> [Instruction] The entries below contain pictures. Retype everything except those pictures, exactly as given.

:: Exercise data ::

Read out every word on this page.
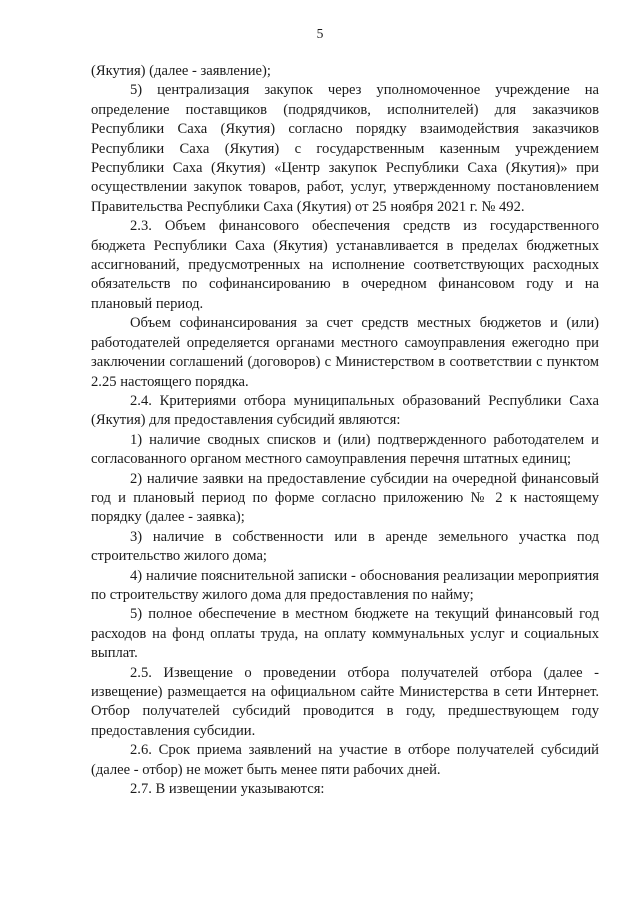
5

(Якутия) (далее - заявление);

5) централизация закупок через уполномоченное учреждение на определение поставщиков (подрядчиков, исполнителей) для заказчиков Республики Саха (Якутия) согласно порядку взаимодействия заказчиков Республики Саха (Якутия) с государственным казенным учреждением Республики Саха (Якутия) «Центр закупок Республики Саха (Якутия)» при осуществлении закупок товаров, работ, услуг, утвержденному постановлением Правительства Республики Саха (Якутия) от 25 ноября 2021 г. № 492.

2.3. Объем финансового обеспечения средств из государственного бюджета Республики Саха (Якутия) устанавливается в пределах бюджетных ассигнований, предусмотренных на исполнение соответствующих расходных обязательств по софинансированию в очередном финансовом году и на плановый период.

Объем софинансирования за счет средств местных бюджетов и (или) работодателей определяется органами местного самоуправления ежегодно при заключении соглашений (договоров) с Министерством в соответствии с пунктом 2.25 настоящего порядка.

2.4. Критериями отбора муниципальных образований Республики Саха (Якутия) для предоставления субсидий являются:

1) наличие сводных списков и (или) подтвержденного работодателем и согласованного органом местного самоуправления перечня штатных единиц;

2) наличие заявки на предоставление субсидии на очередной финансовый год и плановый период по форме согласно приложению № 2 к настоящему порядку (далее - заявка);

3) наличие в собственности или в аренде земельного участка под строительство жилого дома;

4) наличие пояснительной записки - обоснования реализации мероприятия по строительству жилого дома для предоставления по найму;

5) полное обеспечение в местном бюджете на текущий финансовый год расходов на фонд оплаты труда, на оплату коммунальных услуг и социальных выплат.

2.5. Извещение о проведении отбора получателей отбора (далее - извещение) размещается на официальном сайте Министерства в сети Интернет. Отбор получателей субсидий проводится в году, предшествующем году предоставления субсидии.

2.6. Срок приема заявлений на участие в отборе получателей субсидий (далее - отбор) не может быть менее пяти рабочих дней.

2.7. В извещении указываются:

:::

> [Solution to this exercise]
Read out every word on this page.
5

(Якутия) (далее - заявление);

5) централизация закупок через уполномоченное учреждение на определение поставщиков (подрядчиков, исполнителей) для заказчиков Республики Саха (Якутия) согласно порядку взаимодействия заказчиков Республики Саха (Якутия) с государственным казенным учреждением Республики Саха (Якутия) «Центр закупок Республики Саха (Якутия)» при осуществлении закупок товаров, работ, услуг, утвержденному постановлением Правительства Республики Саха (Якутия) от 25 ноября 2021 г. № 492.

2.3. Объем финансового обеспечения средств из государственного бюджета Республики Саха (Якутия) устанавливается в пределах бюджетных ассигнований, предусмотренных на исполнение соответствующих расходных обязательств по софинансированию в очередном финансовом году и на плановый период.

Объем софинансирования за счет средств местных бюджетов и (или) работодателей определяется органами местного самоуправления ежегодно при заключении соглашений (договоров) с Министерством в соответствии с пунктом 2.25 настоящего порядка.

2.4. Критериями отбора муниципальных образований Республики Саха (Якутия) для предоставления субсидий являются:

1) наличие сводных списков и (или) подтвержденного работодателем и согласованного органом местного самоуправления перечня штатных единиц;

2) наличие заявки на предоставление субсидии на очередной финансовый год и плановый период по форме согласно приложению № 2 к настоящему порядку (далее - заявка);

3) наличие в собственности или в аренде земельного участка под строительство жилого дома;

4) наличие пояснительной записки - обоснования реализации мероприятия по строительству жилого дома для предоставления по найму;

5) полное обеспечение в местном бюджете на текущий финансовый год расходов на фонд оплаты труда, на оплату коммунальных услуг и социальных выплат.

2.5. Извещение о проведении отбора получателей отбора (далее - извещение) размещается на официальном сайте Министерства в сети Интернет. Отбор получателей субсидий проводится в году, предшествующем году предоставления субсидии.

2.6. Срок приема заявлений на участие в отборе получателей субсидий (далее - отбор) не может быть менее пяти рабочих дней.

2.7. В извещении указываются:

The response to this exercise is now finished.